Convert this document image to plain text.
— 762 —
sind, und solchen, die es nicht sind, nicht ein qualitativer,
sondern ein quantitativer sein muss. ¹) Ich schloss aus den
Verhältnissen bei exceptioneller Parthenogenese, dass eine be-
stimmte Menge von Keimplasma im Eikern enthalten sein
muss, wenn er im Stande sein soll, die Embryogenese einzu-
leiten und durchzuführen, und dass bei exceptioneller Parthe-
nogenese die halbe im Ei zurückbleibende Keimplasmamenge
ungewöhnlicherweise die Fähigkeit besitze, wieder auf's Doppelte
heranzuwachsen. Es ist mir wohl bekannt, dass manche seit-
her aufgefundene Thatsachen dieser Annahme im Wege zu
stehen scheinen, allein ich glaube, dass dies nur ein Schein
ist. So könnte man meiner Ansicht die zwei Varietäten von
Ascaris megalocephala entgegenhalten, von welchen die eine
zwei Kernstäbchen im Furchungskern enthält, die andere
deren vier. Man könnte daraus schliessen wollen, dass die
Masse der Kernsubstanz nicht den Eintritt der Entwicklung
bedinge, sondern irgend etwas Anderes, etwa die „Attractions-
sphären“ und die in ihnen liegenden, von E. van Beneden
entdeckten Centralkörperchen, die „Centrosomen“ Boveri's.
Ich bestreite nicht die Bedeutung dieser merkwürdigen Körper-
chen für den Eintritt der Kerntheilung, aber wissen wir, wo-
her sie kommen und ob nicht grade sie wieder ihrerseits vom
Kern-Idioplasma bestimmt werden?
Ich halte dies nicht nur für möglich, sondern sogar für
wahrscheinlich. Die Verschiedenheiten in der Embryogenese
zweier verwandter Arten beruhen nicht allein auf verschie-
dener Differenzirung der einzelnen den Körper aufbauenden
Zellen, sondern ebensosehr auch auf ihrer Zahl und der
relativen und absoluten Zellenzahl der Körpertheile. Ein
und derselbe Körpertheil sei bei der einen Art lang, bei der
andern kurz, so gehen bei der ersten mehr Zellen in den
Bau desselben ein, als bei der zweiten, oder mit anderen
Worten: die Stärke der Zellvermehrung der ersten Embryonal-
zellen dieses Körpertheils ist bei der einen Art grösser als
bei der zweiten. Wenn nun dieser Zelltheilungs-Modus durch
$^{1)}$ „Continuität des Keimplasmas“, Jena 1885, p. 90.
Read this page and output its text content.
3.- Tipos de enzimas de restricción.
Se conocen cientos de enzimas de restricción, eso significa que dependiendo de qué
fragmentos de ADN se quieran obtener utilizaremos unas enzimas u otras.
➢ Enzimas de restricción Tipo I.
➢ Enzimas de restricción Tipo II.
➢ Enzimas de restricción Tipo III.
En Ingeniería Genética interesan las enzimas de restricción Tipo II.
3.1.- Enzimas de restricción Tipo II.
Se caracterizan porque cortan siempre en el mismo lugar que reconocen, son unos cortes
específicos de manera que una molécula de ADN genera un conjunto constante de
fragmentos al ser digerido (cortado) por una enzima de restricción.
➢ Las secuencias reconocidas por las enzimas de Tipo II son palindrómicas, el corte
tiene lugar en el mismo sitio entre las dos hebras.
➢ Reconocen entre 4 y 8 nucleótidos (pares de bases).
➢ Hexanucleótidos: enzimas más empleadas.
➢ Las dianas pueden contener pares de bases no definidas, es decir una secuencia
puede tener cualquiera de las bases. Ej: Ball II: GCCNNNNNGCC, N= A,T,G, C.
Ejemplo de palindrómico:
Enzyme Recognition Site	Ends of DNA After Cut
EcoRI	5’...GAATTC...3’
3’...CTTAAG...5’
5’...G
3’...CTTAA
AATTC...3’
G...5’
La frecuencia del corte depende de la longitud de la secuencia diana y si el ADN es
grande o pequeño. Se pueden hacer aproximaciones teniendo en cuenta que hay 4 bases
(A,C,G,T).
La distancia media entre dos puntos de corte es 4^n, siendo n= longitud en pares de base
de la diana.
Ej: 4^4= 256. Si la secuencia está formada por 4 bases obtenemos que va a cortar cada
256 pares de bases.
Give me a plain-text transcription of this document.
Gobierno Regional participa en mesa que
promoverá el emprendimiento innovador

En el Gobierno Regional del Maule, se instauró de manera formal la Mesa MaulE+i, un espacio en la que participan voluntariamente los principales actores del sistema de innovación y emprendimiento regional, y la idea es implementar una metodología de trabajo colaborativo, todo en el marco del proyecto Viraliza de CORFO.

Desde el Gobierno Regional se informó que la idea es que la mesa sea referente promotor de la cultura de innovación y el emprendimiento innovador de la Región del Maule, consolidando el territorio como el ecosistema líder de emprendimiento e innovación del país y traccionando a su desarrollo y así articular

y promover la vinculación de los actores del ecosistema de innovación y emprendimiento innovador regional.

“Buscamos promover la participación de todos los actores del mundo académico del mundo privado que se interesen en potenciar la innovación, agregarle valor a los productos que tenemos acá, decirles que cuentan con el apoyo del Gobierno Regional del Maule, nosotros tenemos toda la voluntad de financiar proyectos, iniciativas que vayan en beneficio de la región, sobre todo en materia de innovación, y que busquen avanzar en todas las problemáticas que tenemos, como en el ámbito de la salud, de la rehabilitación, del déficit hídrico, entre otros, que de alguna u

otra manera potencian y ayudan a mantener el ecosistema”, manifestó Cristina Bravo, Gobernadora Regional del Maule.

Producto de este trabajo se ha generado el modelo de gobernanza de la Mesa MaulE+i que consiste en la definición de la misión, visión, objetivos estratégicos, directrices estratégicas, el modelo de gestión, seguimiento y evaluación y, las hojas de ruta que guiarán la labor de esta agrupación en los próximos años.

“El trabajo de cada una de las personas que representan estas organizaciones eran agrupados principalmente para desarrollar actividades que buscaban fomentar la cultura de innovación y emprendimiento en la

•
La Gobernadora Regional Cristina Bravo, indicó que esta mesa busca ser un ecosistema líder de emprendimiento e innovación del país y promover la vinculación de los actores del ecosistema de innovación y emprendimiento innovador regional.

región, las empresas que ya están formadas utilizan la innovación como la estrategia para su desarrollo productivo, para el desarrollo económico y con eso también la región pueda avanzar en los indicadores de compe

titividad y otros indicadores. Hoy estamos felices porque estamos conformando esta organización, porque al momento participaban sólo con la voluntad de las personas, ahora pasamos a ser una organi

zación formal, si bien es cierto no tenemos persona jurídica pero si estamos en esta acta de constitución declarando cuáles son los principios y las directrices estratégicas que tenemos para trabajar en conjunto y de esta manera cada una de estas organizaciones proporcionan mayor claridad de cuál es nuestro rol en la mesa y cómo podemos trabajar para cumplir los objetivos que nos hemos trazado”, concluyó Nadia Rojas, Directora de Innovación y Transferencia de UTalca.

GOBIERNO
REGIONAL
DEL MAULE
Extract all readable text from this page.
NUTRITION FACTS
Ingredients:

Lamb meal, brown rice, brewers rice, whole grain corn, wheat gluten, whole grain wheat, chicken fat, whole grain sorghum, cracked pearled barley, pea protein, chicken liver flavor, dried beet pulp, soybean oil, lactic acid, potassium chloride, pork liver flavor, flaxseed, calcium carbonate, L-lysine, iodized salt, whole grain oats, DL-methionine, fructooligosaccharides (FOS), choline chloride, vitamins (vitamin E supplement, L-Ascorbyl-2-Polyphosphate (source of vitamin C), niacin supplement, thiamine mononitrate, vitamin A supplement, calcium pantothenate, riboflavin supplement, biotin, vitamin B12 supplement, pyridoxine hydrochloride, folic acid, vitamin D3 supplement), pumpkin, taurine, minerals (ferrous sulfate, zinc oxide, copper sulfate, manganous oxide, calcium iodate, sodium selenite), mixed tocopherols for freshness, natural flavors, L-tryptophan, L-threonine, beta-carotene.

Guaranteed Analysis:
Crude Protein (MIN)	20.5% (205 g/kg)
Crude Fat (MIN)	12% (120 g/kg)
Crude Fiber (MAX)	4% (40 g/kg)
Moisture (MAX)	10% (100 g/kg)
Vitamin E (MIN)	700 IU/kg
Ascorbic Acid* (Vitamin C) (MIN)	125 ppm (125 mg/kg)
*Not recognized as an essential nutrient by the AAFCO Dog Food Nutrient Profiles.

What you will do:
I need each line from the listing where the word "dieser" occurs.

Solution:
her aufgefundene Thatsachen dieser Annahme im Wege zu
Ich bestreite nicht die Bedeutung dieser merkwürdigen Körper-
bei der zweiten. Wenn nun dieser Zelltheilungs-Modus durch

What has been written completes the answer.